— BEGIN —

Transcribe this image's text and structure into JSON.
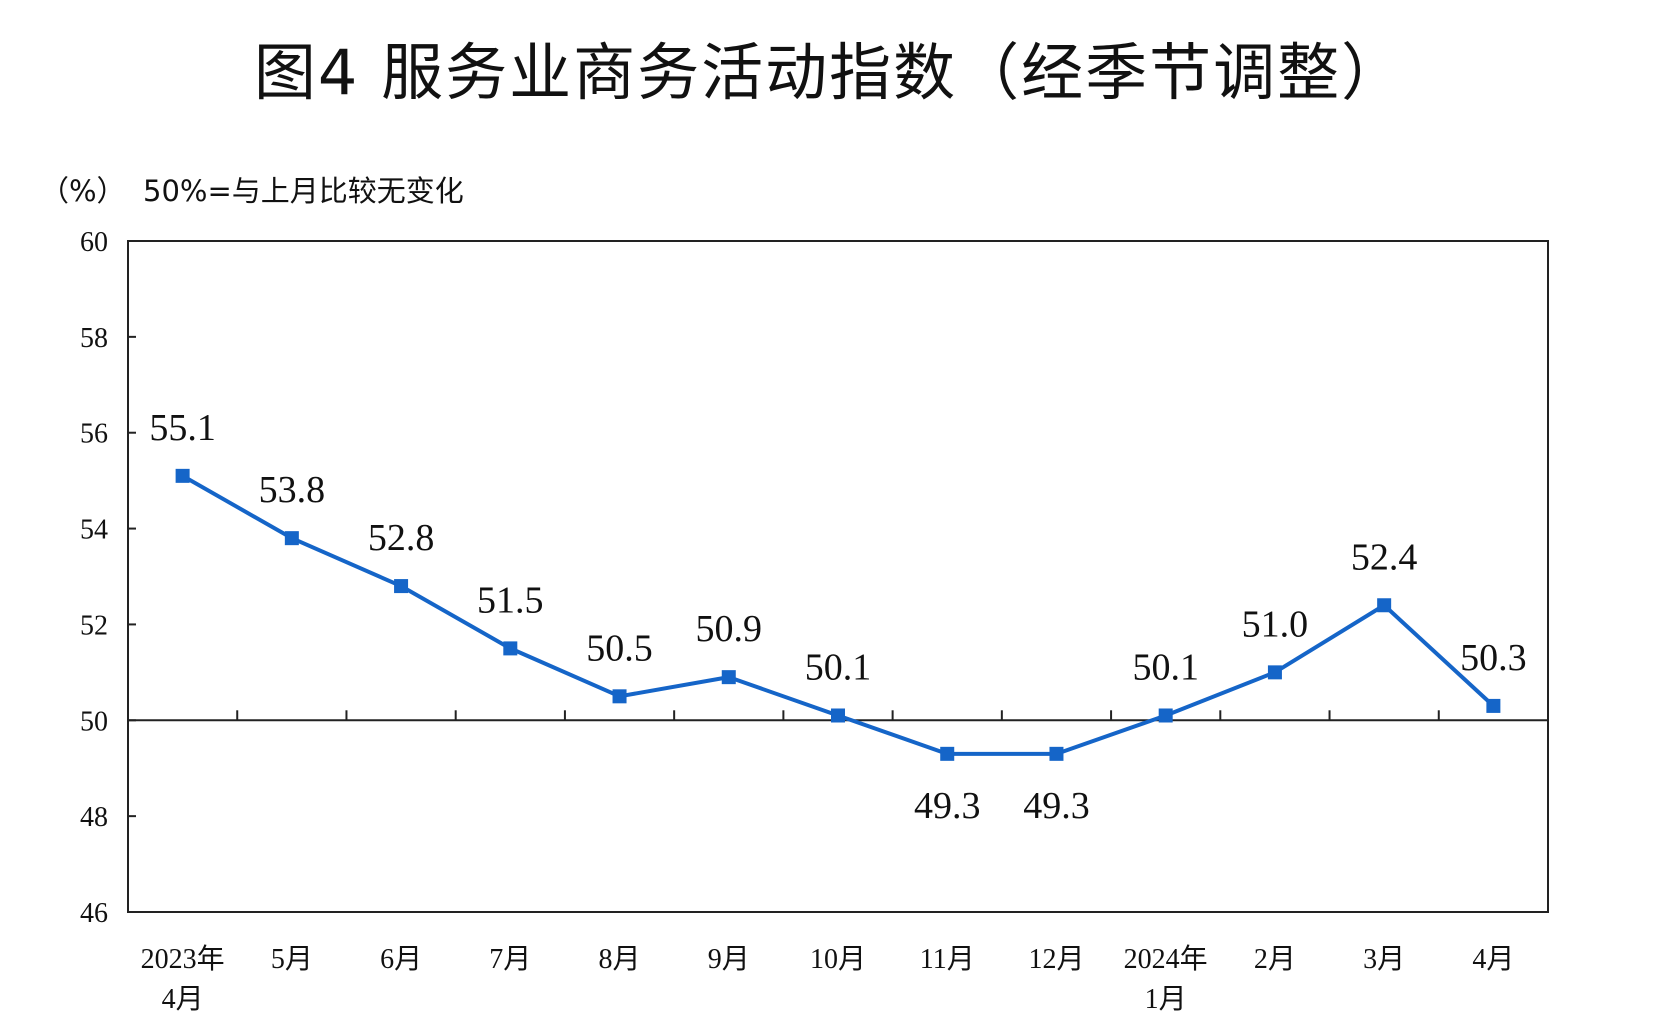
{
  "chart_data": {
    "type": "line",
    "title": "图4  服务业商务活动指数（经季节调整）",
    "yunit": "（%）",
    "note": "50%=与上月比较无变化",
    "categories": [
      [
        "2023年",
        "4月"
      ],
      [
        "5月"
      ],
      [
        "6月"
      ],
      [
        "7月"
      ],
      [
        "8月"
      ],
      [
        "9月"
      ],
      [
        "10月"
      ],
      [
        "11月"
      ],
      [
        "12月"
      ],
      [
        "2024年",
        "1月"
      ],
      [
        "2月"
      ],
      [
        "3月"
      ],
      [
        "4月"
      ]
    ],
    "values": [
      55.1,
      53.8,
      52.8,
      51.5,
      50.5,
      50.9,
      50.1,
      49.3,
      49.3,
      50.1,
      51.0,
      52.4,
      50.3
    ],
    "value_labels": [
      "55.1",
      "53.8",
      "52.8",
      "51.5",
      "50.5",
      "50.9",
      "50.1",
      "49.3",
      "49.3",
      "50.1",
      "51.0",
      "52.4",
      "50.3"
    ],
    "ylim": [
      46,
      60
    ],
    "yticks": [
      "46",
      "48",
      "50",
      "52",
      "54",
      "56",
      "58",
      "60"
    ],
    "reference_line": 50,
    "line_color": "#1565C8",
    "grid": false
  }
}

— END —

What is expected:
Write out the listing above exactly as it stands, pictures excluded.

Final result:
Transcribe this image's text and structure into JSON.
{
  "chart_data": {
    "type": "line",
    "title": "图4  服务业商务活动指数（经季节调整）",
    "yunit": "（%）",
    "note": "50%=与上月比较无变化",
    "categories": [
      [
        "2023年",
        "4月"
      ],
      [
        "5月"
      ],
      [
        "6月"
      ],
      [
        "7月"
      ],
      [
        "8月"
      ],
      [
        "9月"
      ],
      [
        "10月"
      ],
      [
        "11月"
      ],
      [
        "12月"
      ],
      [
        "2024年",
        "1月"
      ],
      [
        "2月"
      ],
      [
        "3月"
      ],
      [
        "4月"
      ]
    ],
    "values": [
      55.1,
      53.8,
      52.8,
      51.5,
      50.5,
      50.9,
      50.1,
      49.3,
      49.3,
      50.1,
      51.0,
      52.4,
      50.3
    ],
    "value_labels": [
      "55.1",
      "53.8",
      "52.8",
      "51.5",
      "50.5",
      "50.9",
      "50.1",
      "49.3",
      "49.3",
      "50.1",
      "51.0",
      "52.4",
      "50.3"
    ],
    "ylim": [
      46,
      60
    ],
    "yticks": [
      "46",
      "48",
      "50",
      "52",
      "54",
      "56",
      "58",
      "60"
    ],
    "reference_line": 50,
    "line_color": "#1565C8",
    "grid": false
  }
}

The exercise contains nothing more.